• WHAT TO PRODUCE: Extract every line that includes the string "receivable".

****

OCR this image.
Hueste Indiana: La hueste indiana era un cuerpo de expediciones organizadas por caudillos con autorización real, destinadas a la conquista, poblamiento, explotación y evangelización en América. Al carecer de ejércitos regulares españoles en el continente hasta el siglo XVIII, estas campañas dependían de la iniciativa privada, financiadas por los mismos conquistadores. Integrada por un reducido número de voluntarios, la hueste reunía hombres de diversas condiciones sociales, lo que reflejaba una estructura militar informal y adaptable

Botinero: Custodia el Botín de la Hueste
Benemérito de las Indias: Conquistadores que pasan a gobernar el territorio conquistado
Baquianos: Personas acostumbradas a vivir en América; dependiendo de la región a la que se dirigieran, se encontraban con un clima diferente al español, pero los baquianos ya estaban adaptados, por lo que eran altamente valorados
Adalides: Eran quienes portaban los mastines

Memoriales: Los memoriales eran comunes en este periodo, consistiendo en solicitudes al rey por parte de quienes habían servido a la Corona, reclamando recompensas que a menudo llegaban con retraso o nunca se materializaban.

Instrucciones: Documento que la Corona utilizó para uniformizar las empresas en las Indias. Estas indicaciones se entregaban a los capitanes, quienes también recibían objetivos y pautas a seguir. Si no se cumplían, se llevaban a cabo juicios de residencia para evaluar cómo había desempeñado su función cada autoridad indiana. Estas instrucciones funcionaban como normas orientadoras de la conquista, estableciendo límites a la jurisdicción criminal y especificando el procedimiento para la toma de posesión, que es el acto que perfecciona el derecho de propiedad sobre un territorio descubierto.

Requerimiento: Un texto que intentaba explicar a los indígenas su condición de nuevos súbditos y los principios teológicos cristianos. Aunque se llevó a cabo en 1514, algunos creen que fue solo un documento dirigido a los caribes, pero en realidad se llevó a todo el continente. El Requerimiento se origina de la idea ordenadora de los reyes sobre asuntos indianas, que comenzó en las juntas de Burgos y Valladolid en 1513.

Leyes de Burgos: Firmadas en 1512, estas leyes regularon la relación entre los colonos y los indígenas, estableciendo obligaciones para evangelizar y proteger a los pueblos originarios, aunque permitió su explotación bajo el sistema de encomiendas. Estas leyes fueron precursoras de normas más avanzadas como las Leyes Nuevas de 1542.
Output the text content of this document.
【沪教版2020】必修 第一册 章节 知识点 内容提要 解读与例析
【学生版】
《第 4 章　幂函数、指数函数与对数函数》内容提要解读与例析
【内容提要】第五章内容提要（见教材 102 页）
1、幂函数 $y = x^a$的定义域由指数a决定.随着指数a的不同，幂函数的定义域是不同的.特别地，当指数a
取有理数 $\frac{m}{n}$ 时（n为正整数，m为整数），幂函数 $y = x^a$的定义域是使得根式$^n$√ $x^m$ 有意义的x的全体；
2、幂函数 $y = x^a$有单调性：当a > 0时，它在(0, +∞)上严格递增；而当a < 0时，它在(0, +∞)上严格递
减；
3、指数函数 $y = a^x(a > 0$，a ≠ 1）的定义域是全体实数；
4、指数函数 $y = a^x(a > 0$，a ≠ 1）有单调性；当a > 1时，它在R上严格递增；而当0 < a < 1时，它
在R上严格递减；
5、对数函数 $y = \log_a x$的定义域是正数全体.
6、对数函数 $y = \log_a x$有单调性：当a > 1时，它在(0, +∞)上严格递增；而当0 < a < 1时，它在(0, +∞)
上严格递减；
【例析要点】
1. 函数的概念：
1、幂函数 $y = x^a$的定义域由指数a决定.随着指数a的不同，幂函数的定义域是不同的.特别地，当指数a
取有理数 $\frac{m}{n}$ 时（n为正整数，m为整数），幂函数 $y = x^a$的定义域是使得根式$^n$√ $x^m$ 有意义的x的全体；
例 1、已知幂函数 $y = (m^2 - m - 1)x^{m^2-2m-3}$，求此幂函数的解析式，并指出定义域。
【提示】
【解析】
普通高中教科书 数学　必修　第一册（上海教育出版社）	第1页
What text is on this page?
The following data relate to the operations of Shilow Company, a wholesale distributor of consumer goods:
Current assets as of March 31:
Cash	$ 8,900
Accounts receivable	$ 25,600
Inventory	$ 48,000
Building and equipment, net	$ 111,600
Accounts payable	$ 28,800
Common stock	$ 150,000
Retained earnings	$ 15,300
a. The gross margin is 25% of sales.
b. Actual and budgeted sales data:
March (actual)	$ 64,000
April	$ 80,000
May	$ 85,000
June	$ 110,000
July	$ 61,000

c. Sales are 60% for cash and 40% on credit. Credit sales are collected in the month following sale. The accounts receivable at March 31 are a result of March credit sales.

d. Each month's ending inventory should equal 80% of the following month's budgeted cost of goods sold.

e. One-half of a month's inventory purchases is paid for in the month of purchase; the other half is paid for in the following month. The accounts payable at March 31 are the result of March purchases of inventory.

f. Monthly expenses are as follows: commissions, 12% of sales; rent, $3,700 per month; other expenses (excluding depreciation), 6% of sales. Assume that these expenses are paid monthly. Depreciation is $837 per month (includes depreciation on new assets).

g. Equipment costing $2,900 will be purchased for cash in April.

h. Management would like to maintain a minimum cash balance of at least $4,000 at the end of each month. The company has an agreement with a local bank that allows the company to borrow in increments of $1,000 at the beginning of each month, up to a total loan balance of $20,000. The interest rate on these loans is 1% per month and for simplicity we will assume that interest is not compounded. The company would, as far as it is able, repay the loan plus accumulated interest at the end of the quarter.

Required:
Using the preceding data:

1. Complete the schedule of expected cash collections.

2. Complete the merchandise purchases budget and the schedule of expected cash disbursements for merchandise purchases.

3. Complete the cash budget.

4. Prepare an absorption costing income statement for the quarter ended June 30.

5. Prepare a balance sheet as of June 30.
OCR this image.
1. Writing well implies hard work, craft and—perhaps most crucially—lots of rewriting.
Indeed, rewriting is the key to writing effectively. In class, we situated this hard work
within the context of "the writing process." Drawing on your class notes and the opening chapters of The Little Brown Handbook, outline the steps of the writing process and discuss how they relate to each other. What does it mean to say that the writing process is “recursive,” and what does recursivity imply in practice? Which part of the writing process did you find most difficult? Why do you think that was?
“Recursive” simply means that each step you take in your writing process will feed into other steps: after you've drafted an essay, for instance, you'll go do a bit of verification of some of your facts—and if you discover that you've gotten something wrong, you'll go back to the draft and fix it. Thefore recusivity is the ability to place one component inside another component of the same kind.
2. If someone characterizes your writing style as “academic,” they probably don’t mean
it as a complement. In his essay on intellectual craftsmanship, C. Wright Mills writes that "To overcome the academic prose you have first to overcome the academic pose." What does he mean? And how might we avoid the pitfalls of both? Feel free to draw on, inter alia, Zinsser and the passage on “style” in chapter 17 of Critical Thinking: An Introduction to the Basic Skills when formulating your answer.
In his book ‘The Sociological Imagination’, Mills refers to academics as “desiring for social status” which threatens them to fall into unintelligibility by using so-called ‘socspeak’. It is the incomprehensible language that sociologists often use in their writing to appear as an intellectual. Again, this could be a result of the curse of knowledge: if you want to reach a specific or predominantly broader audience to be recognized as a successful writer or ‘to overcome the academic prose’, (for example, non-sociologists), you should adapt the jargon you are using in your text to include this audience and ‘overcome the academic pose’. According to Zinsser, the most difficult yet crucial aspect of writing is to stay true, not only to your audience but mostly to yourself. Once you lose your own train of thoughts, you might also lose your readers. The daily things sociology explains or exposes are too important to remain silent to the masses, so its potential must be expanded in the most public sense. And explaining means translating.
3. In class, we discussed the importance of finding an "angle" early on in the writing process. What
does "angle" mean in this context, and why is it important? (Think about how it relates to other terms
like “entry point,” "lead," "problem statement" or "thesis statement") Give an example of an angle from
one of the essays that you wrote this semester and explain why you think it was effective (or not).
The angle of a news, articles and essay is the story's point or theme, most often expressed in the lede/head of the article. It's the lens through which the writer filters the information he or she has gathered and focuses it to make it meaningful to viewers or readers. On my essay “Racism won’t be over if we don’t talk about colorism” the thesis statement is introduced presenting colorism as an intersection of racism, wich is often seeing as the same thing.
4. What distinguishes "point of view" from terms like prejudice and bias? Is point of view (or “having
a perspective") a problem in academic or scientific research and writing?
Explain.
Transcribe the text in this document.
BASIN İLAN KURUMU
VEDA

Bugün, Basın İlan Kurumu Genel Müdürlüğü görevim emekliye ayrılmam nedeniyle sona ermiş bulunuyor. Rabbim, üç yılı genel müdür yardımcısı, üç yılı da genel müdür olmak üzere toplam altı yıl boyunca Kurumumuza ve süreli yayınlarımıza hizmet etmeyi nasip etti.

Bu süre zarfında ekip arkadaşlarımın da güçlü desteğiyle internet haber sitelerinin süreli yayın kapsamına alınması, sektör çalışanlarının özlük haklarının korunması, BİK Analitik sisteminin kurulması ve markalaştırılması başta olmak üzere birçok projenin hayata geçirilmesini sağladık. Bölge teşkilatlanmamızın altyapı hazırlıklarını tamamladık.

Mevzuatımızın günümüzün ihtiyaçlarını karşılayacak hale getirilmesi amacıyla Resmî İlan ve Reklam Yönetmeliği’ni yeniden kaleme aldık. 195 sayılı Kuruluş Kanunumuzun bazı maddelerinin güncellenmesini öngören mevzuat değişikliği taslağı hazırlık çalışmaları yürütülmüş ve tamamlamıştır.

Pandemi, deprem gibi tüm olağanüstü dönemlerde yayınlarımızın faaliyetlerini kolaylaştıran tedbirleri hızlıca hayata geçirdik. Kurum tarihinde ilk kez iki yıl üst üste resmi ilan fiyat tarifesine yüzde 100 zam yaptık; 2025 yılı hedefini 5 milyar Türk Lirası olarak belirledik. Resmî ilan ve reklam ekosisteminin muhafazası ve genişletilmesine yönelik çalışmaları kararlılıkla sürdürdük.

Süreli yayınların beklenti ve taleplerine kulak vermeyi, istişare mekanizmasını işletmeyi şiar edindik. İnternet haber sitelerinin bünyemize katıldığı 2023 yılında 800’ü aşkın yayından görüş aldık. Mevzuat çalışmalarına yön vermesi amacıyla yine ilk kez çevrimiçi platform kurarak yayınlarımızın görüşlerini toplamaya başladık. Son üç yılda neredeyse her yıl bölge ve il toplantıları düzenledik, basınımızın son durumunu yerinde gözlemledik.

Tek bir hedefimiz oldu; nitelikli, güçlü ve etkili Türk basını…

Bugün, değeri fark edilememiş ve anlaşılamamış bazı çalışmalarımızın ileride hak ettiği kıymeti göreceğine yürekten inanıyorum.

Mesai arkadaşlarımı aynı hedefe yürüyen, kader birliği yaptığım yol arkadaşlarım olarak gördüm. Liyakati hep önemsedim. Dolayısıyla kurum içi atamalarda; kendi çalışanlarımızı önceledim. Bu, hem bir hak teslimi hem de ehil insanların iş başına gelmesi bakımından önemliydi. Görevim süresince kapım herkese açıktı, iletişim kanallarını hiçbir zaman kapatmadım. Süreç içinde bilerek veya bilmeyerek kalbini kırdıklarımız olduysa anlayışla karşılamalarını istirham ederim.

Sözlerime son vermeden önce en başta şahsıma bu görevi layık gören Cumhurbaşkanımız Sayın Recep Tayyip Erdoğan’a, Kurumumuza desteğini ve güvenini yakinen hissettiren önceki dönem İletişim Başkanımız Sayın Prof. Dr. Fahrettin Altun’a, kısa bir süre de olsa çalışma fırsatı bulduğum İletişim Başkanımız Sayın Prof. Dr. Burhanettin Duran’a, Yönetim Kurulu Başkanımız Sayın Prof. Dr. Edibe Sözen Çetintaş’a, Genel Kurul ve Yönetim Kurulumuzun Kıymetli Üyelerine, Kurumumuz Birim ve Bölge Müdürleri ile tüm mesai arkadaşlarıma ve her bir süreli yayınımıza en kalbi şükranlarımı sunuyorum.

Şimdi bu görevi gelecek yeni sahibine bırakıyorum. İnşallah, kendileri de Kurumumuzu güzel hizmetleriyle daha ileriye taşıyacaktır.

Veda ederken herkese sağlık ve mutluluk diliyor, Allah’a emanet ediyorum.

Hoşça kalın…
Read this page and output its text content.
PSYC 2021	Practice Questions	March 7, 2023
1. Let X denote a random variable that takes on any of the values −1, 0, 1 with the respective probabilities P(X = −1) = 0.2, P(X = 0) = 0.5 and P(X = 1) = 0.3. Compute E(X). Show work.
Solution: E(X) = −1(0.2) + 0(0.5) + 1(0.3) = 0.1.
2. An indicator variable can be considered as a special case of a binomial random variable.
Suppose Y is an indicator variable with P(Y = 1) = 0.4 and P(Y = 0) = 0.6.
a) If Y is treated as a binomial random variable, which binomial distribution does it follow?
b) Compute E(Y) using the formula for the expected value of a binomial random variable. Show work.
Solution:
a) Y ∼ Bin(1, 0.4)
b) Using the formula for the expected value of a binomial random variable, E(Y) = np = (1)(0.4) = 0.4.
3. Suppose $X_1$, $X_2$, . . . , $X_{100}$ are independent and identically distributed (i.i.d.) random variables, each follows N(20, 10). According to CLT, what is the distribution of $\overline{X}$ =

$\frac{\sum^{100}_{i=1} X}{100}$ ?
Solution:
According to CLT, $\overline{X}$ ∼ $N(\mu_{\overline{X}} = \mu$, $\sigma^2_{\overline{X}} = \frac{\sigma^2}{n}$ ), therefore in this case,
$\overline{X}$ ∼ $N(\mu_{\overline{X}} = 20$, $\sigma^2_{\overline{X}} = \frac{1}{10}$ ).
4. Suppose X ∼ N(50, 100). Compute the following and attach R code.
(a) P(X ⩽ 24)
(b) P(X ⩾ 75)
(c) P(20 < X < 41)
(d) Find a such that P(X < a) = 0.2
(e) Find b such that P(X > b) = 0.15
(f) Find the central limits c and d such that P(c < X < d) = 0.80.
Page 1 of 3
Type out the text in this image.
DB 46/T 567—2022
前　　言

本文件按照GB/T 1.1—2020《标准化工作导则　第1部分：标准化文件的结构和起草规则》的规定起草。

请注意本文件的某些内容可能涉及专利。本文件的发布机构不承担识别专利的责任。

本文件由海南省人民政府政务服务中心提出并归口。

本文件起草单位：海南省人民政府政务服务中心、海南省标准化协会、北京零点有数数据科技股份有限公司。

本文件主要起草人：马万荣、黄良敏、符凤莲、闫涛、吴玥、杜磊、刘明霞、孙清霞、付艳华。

****

• COMPLETED TASK:
Accounts receivable	$ 25,600
c. Sales are 60% for cash and 40% on credit. Credit sales are collected in the month following sale. The accounts receivable at March 31 are a result of March credit sales.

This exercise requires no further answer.